BRIEF
Say how many lines contain the word "Forecast". Only the number should be given.

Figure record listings
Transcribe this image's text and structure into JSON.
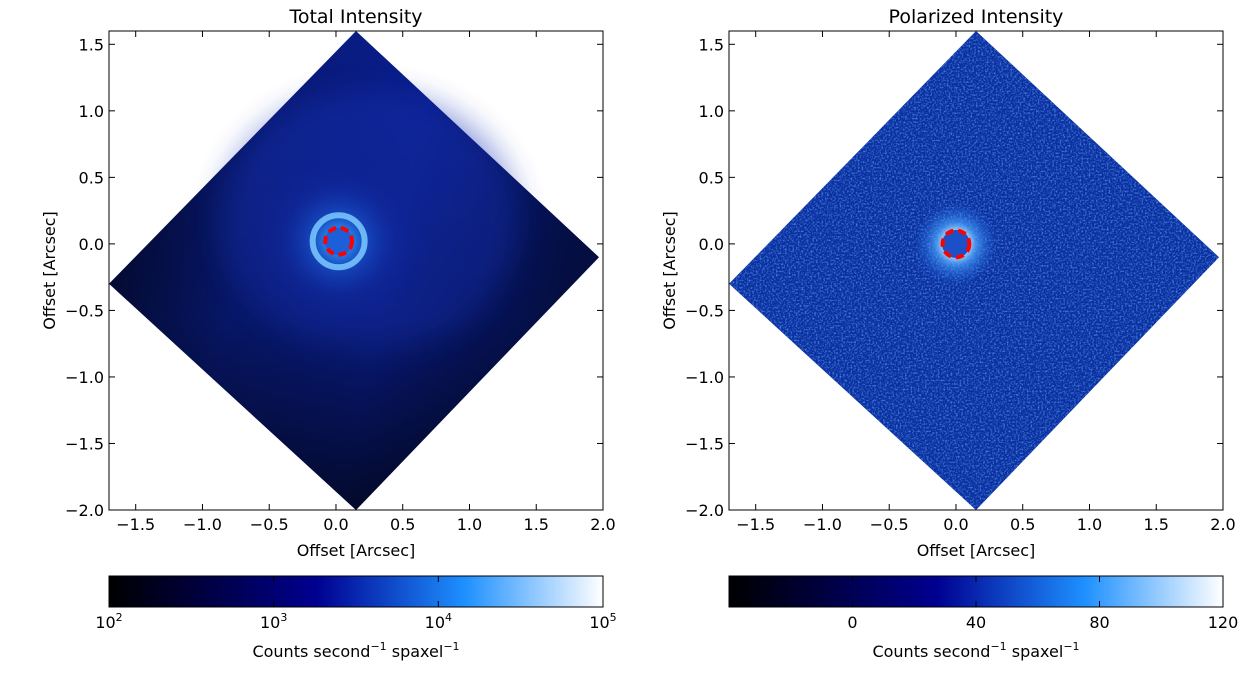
{
  "chart_data": [
    {
      "type": "heatmap",
      "title": "Total Intensity",
      "xlabel": "Offset [Arcsec]",
      "ylabel": "Offset [Arcsec]",
      "xlim": [
        -1.7,
        2.0
      ],
      "ylim": [
        -2.0,
        1.6
      ],
      "xticks": [
        -1.5,
        -1.0,
        -0.5,
        0.0,
        0.5,
        1.0,
        1.5,
        2.0
      ],
      "xtick_labels": [
        "−1.5",
        "−1.0",
        "−0.5",
        "0.0",
        "0.5",
        "1.0",
        "1.5",
        "2.0"
      ],
      "yticks": [
        1.5,
        1.0,
        0.5,
        0.0,
        -0.5,
        -1.0,
        -1.5,
        -2.0
      ],
      "ytick_labels": [
        "1.5",
        "1.0",
        "0.5",
        "0.0",
        "−0.5",
        "−1.0",
        "−1.5",
        "−2.0"
      ],
      "colormap": [
        "#000000",
        "#000080",
        "#1e90ff",
        "#ffffff"
      ],
      "footprint_vertices": [
        [
          0.15,
          1.6
        ],
        [
          1.97,
          -0.1
        ],
        [
          0.15,
          -2.0
        ],
        [
          -1.7,
          -0.3
        ]
      ],
      "source_center": [
        0.02,
        0.02
      ],
      "mask_circle": {
        "center": [
          0.02,
          0.02
        ],
        "radius": 0.1,
        "color": "#ff0000",
        "style": "dashed"
      },
      "colorbar": {
        "scale": "log",
        "range": [
          100,
          100000
        ],
        "ticks": [
          100,
          1000,
          10000,
          100000
        ],
        "tick_labels": [
          {
            "base": "10",
            "exp": "2"
          },
          {
            "base": "10",
            "exp": "3"
          },
          {
            "base": "10",
            "exp": "4"
          },
          {
            "base": "10",
            "exp": "5"
          }
        ],
        "label": {
          "main": "Counts  second",
          "exp1": "−1",
          "mid": "  spaxel",
          "exp2": "−1"
        }
      }
    },
    {
      "type": "heatmap",
      "title": "Polarized Intensity",
      "xlabel": "Offset [Arcsec]",
      "ylabel": "Offset [Arcsec]",
      "xlim": [
        -1.7,
        2.0
      ],
      "ylim": [
        -2.0,
        1.6
      ],
      "xticks": [
        -1.5,
        -1.0,
        -0.5,
        0.0,
        0.5,
        1.0,
        1.5,
        2.0
      ],
      "xtick_labels": [
        "−1.5",
        "−1.0",
        "−0.5",
        "0.0",
        "0.5",
        "1.0",
        "1.5",
        "2.0"
      ],
      "yticks": [
        1.5,
        1.0,
        0.5,
        0.0,
        -0.5,
        -1.0,
        -1.5,
        -2.0
      ],
      "ytick_labels": [
        "1.5",
        "1.0",
        "0.5",
        "0.0",
        "−0.5",
        "−1.0",
        "−1.5",
        "−2.0"
      ],
      "colormap": [
        "#000000",
        "#000080",
        "#1e90ff",
        "#ffffff"
      ],
      "footprint_vertices": [
        [
          0.15,
          1.6
        ],
        [
          1.97,
          -0.1
        ],
        [
          0.15,
          -2.0
        ],
        [
          -1.7,
          -0.3
        ]
      ],
      "source_center": [
        0.0,
        0.0
      ],
      "mask_circle": {
        "center": [
          0.0,
          0.0
        ],
        "radius": 0.1,
        "color": "#ff0000",
        "style": "dashed"
      },
      "colorbar": {
        "scale": "linear",
        "range": [
          -40,
          120
        ],
        "ticks": [
          0,
          40,
          80,
          120
        ],
        "tick_labels": [
          "0",
          "40",
          "80",
          "120"
        ],
        "label": {
          "main": "Counts  second",
          "exp1": "−1",
          "mid": "  spaxel",
          "exp2": "−1"
        }
      }
    }
  ]
}
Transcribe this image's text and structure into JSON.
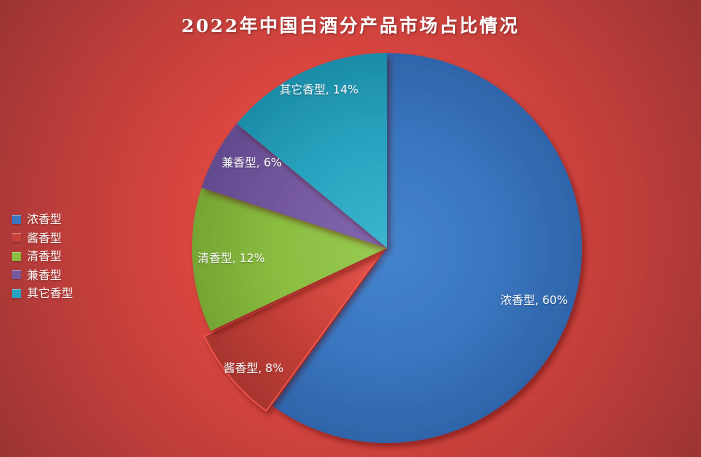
{
  "colors": {
    "background_stops": [
      "#e6504a",
      "#d9453f",
      "#bc3d3a",
      "#9b3434"
    ],
    "title_text": "#ffffff",
    "label_text": "#ffffff"
  },
  "chart_data": {
    "type": "pie",
    "title": "2022年中国白酒分产品市场占比情况",
    "start_angle_deg": 0,
    "direction": "clockwise",
    "legend_position": "left",
    "labels_format": "name, percent",
    "series": [
      {
        "id": "nongxiang",
        "name": "浓香型",
        "value": 60,
        "label": "浓香型, 60%",
        "color": "#3a76c0",
        "gradient": {
          "inner": "#4583cd",
          "mid": "#3a76c0",
          "outer": "#2e63a8"
        },
        "exploded": false
      },
      {
        "id": "jiangxiang",
        "name": "酱香型",
        "value": 8,
        "label": "酱香型, 8%",
        "color": "#c7413a",
        "gradient": {
          "inner": "#e5544b",
          "mid": "#c64038",
          "outer": "#a5342e"
        },
        "exploded": true
      },
      {
        "id": "qingxiang",
        "name": "清香型",
        "value": 12,
        "label": "清香型, 12%",
        "color": "#8abd40",
        "gradient": {
          "inner": "#98cb52",
          "mid": "#8abd40",
          "outer": "#74a332"
        },
        "exploded": false
      },
      {
        "id": "jianxiang",
        "name": "兼香型",
        "value": 6,
        "label": "兼香型, 6%",
        "color": "#74599f",
        "gradient": {
          "inner": "#8168b0",
          "mid": "#74599f",
          "outer": "#61498c"
        },
        "exploded": false
      },
      {
        "id": "qita",
        "name": "其它香型",
        "value": 14,
        "label": "其它香型, 14%",
        "color": "#28a3bf",
        "gradient": {
          "inner": "#3cb6cf",
          "mid": "#28a3bf",
          "outer": "#1b8aa5"
        },
        "exploded": false
      }
    ]
  }
}
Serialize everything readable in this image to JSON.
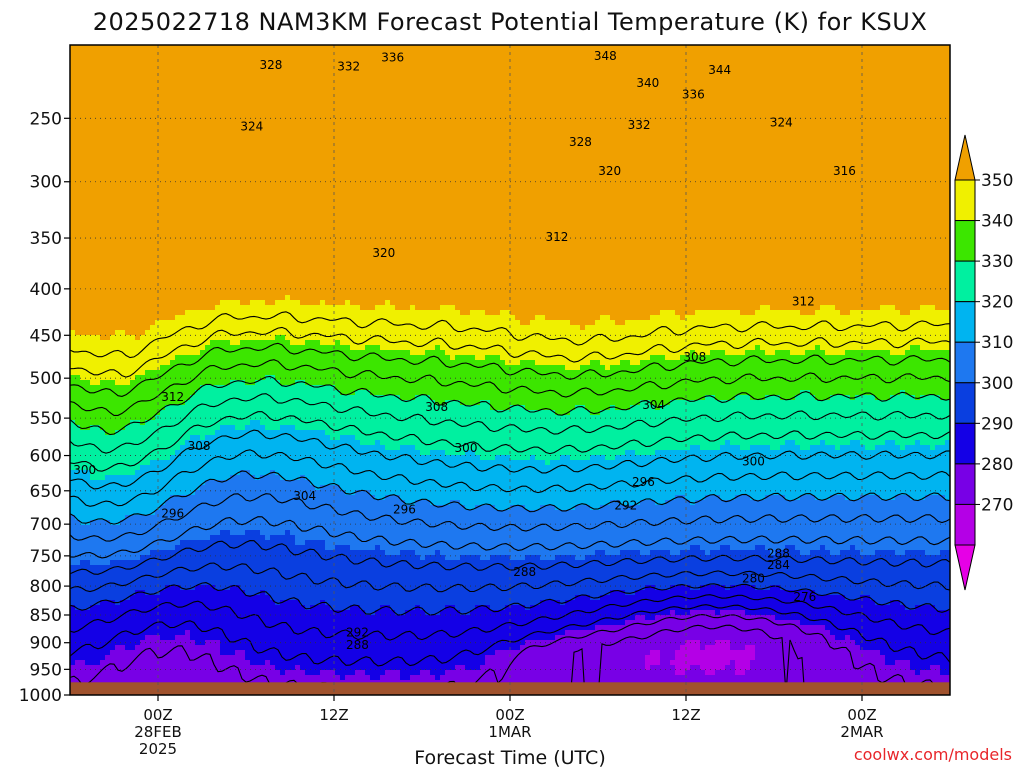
{
  "chart_data": {
    "type": "heatmap",
    "title": "2025022718 NAM3KM Forecast Potential Temperature (K) for KSUX",
    "xlabel": "Forecast Time (UTC)",
    "ylabel": "",
    "watermark": "coolwx.com/models",
    "x_ticks": [
      {
        "hour": 6,
        "lines": [
          "00Z",
          "28FEB",
          "2025"
        ]
      },
      {
        "hour": 18,
        "lines": [
          "12Z"
        ]
      },
      {
        "hour": 30,
        "lines": [
          "00Z",
          "1MAR"
        ]
      },
      {
        "hour": 42,
        "lines": [
          "12Z"
        ]
      },
      {
        "hour": 54,
        "lines": [
          "00Z",
          "2MAR"
        ]
      }
    ],
    "x_range_hours": [
      0,
      60
    ],
    "y_ticks": [
      250,
      300,
      350,
      400,
      450,
      500,
      550,
      600,
      650,
      700,
      750,
      800,
      850,
      900,
      950,
      1000
    ],
    "y_range_hpa": [
      200,
      1000
    ],
    "grid": true,
    "colorbar": {
      "bounds": [
        260,
        270,
        280,
        290,
        300,
        310,
        320,
        330,
        340,
        350,
        360
      ],
      "tick_labels": [
        "270",
        "280",
        "290",
        "300",
        "310",
        "320",
        "330",
        "340",
        "350"
      ],
      "colors": [
        "#e600e6",
        "#b400e6",
        "#7800e6",
        "#1400e6",
        "#0a3fe0",
        "#1e78f0",
        "#00b4f0",
        "#00f0a0",
        "#3ce600",
        "#f0f000",
        "#f0a000"
      ]
    },
    "contour_labels": [
      {
        "text": "328",
        "hour": 13.7,
        "p": 213
      },
      {
        "text": "332",
        "hour": 19.0,
        "p": 214
      },
      {
        "text": "336",
        "hour": 22.0,
        "p": 208
      },
      {
        "text": "348",
        "hour": 36.5,
        "p": 207
      },
      {
        "text": "344",
        "hour": 44.3,
        "p": 216
      },
      {
        "text": "340",
        "hour": 39.4,
        "p": 225
      },
      {
        "text": "336",
        "hour": 42.5,
        "p": 233
      },
      {
        "text": "332",
        "hour": 38.8,
        "p": 255
      },
      {
        "text": "328",
        "hour": 34.8,
        "p": 268
      },
      {
        "text": "324",
        "hour": 12.4,
        "p": 256
      },
      {
        "text": "324",
        "hour": 48.5,
        "p": 253
      },
      {
        "text": "320",
        "hour": 36.8,
        "p": 291
      },
      {
        "text": "316",
        "hour": 52.8,
        "p": 291
      },
      {
        "text": "312",
        "hour": 33.2,
        "p": 349
      },
      {
        "text": "320",
        "hour": 21.4,
        "p": 364
      },
      {
        "text": "312",
        "hour": 50.0,
        "p": 413
      },
      {
        "text": "308",
        "hour": 42.6,
        "p": 475
      },
      {
        "text": "312",
        "hour": 7.0,
        "p": 523
      },
      {
        "text": "308",
        "hour": 25.0,
        "p": 536
      },
      {
        "text": "304",
        "hour": 39.8,
        "p": 533
      },
      {
        "text": "308",
        "hour": 8.8,
        "p": 587
      },
      {
        "text": "300",
        "hour": 27.0,
        "p": 590
      },
      {
        "text": "300",
        "hour": 46.6,
        "p": 608
      },
      {
        "text": "300",
        "hour": 1.0,
        "p": 620
      },
      {
        "text": "296",
        "hour": 39.1,
        "p": 637
      },
      {
        "text": "304",
        "hour": 16.0,
        "p": 658
      },
      {
        "text": "292",
        "hour": 37.9,
        "p": 672
      },
      {
        "text": "296",
        "hour": 7.0,
        "p": 684
      },
      {
        "text": "296",
        "hour": 22.8,
        "p": 678
      },
      {
        "text": "288",
        "hour": 48.3,
        "p": 746
      },
      {
        "text": "284",
        "hour": 48.3,
        "p": 765
      },
      {
        "text": "288",
        "hour": 31.0,
        "p": 776
      },
      {
        "text": "280",
        "hour": 46.6,
        "p": 787
      },
      {
        "text": "276",
        "hour": 50.1,
        "p": 819
      },
      {
        "text": "292",
        "hour": 19.6,
        "p": 881
      },
      {
        "text": "288",
        "hour": 19.6,
        "p": 904
      }
    ]
  }
}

FINAL ANSWER
2